▶ _What is expected_
Reproduce the data exactly and drop any pictures it holds.
++++ Stored rows
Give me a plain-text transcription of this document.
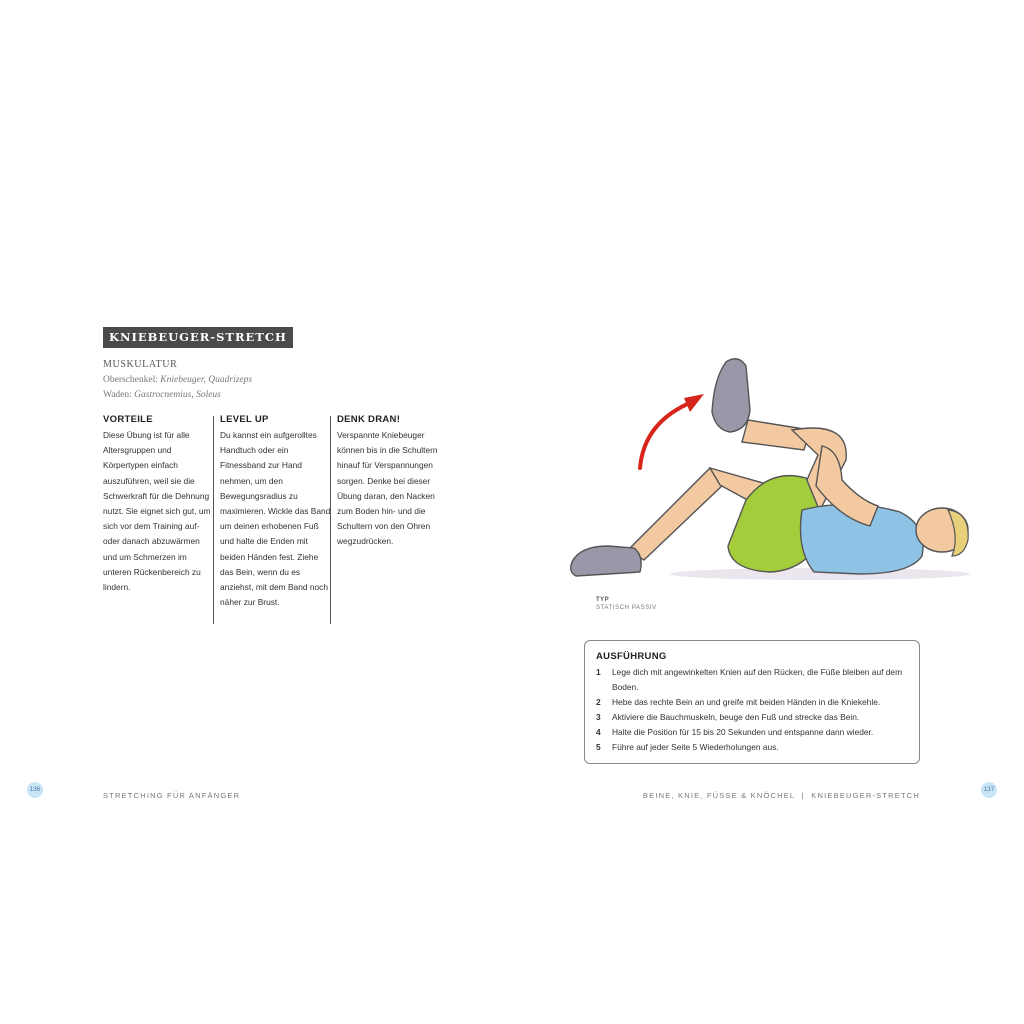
KNIEBEUGER-STRETCH
MUSKULATUR
Oberschenkel: Kniebeuger, Quadrizeps
Waden: Gastrocnemius, Soleus
VORTEILE

Diese Übung ist für alle Altersgruppen und Körpertypen einfach auszuführen, weil sie die Schwerkraft für die Dehnung nutzt. Sie eignet sich gut, um sich vor dem Training auf- oder danach abzuwärmen und um Schmerzen im unteren Rückenbereich zu lindern.

LEVEL UP

Du kannst ein aufgerolltes Handtuch oder ein Fitnessband zur Hand nehmen, um den Bewegungsradius zu maximieren. Wickle das Band um deinen erhobenen Fuß und halte die Enden mit beiden Händen fest. Ziehe das Bein, wenn du es anziehst, mit dem Band noch näher zur Brust.

DENK DRAN!

Verspannte Kniebeuger können bis in die Schultern hinauf für Verspannungen sorgen. Denke bei dieser Übung daran, den Nacken zum Boden hin- und die Schultern von den Ohren wegzudrücken.

TYP
STATISCH PASSIV
AUSFÜHRUNG
1 Lege dich mit angewinkelten Knien auf den Rücken, die Füße bleiben auf dem Boden.
2 Hebe das rechte Bein an und greife mit beiden Händen in die Kniekehle.
3 Aktiviere die Bauchmuskeln, beuge den Fuß und strecke das Bein.
4 Halte die Position für 15 bis 20 Sekunden und entspanne dann wieder.
5 Führe auf jeder Seite 5 Wiederholungen aus.
136
STRETCHING FÜR ANFÄNGER	BEINE, KNIE, FÜSSE & KNÖCHEL  |  KNIEBEUGER-STRETCH
137
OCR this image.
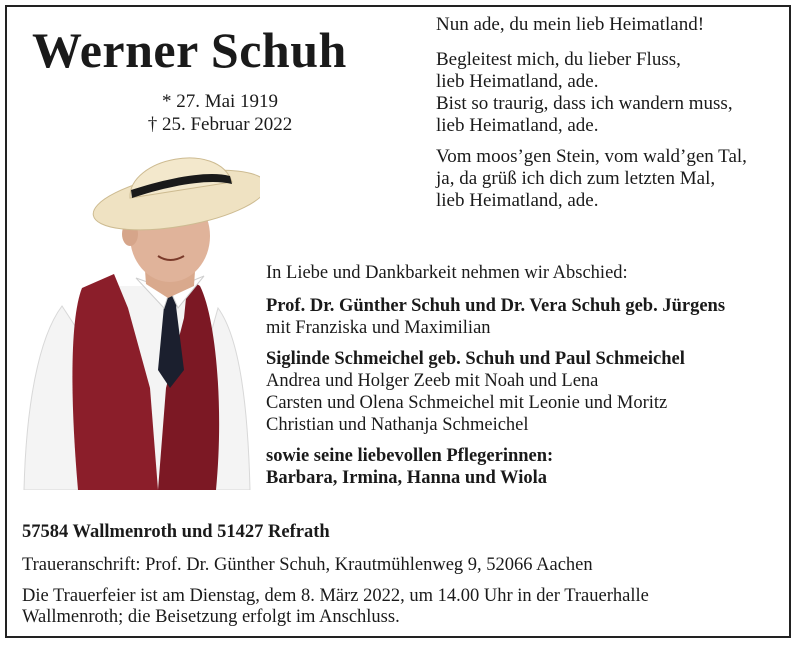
Werner Schuh
* 27. Mai 1919
† 25. Februar 2022

Nun ade, du mein lieb Heimatland!

Begleitest mich, du lieber Fluss,
lieb Heimatland, ade.
Bist so traurig, dass ich wandern muss,
lieb Heimatland, ade.

Vom moos’gen Stein, vom wald’gen Tal,
ja, da grüß ich dich zum letzten Mal,
lieb Heimatland, ade.

In Liebe und Dankbarkeit nehmen wir Abschied:
Prof. Dr. Günther Schuh und Dr. Vera Schuh geb. Jürgens
mit Franziska und Maximilian
Siglinde Schmeichel geb. Schuh und Paul Schmeichel
Andrea und Holger Zeeb mit Noah und Lena
Carsten und Olena Schmeichel mit Leonie und Moritz
Christian und Nathanja Schmeichel
sowie seine liebevollen Pflegerinnen:
Barbara, Irmina, Hanna und Wiola
57584 Wallmenroth und 51427 Refrath
Traueranschrift: Prof. Dr. Günther Schuh, Krautmühlenweg 9, 52066 Aachen
Die Trauerfeier ist am Dienstag, dem 8. März 2022, um 14.00 Uhr in der Trauerhalle
Wallmenroth; die Beisetzung erfolgt im Anschluss.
++++++++
▶ _Output of the task_
Give me a plain-text transcription of this document.
KNIEBEUGER-STRETCH
MUSKULATUR
Oberschenkel: Kniebeuger, Quadrizeps
Waden: Gastrocnemius, Soleus
VORTEILE

Diese Übung ist für alle Altersgruppen und Körpertypen einfach auszuführen, weil sie die Schwerkraft für die Dehnung nutzt. Sie eignet sich gut, um sich vor dem Training auf- oder danach abzuwärmen und um Schmerzen im unteren Rückenbereich zu lindern.

LEVEL UP

Du kannst ein aufgerolltes Handtuch oder ein Fitnessband zur Hand nehmen, um den Bewegungsradius zu maximieren. Wickle das Band um deinen erhobenen Fuß und halte die Enden mit beiden Händen fest. Ziehe das Bein, wenn du es anziehst, mit dem Band noch näher zur Brust.

DENK DRAN!

Verspannte Kniebeuger können bis in die Schultern hinauf für Verspannungen sorgen. Denke bei dieser Übung daran, den Nacken zum Boden hin- und die Schultern von den Ohren wegzudrücken.

TYP
STATISCH PASSIV
AUSFÜHRUNG
1 Lege dich mit angewinkelten Knien auf den Rücken, die Füße bleiben auf dem Boden.
2 Hebe das rechte Bein an und greife mit beiden Händen in die Kniekehle.
3 Aktiviere die Bauchmuskeln, beuge den Fuß und strecke das Bein.
4 Halte die Position für 15 bis 20 Sekunden und entspanne dann wieder.
5 Führe auf jeder Seite 5 Wiederholungen aus.
136
STRETCHING FÜR ANFÄNGER	BEINE, KNIE, FÜSSE & KNÖCHEL  |  KNIEBEUGER-STRETCH
137
OCR this image.
Werner Schuh
* 27. Mai 1919
† 25. Februar 2022

Nun ade, du mein lieb Heimatland!

Begleitest mich, du lieber Fluss,
lieb Heimatland, ade.
Bist so traurig, dass ich wandern muss,
lieb Heimatland, ade.

Vom moos’gen Stein, vom wald’gen Tal,
ja, da grüß ich dich zum letzten Mal,
lieb Heimatland, ade.

In Liebe und Dankbarkeit nehmen wir Abschied:
Prof. Dr. Günther Schuh und Dr. Vera Schuh geb. Jürgens
mit Franziska und Maximilian
Siglinde Schmeichel geb. Schuh und Paul Schmeichel
Andrea und Holger Zeeb mit Noah und Lena
Carsten und Olena Schmeichel mit Leonie und Moritz
Christian und Nathanja Schmeichel
sowie seine liebevollen Pflegerinnen:
Barbara, Irmina, Hanna und Wiola
57584 Wallmenroth und 51427 Refrath
Traueranschrift: Prof. Dr. Günther Schuh, Krautmühlenweg 9, 52066 Aachen
Die Trauerfeier ist am Dienstag, dem 8. März 2022, um 14.00 Uhr in der Trauerhalle
Wallmenroth; die Beisetzung erfolgt im Anschluss.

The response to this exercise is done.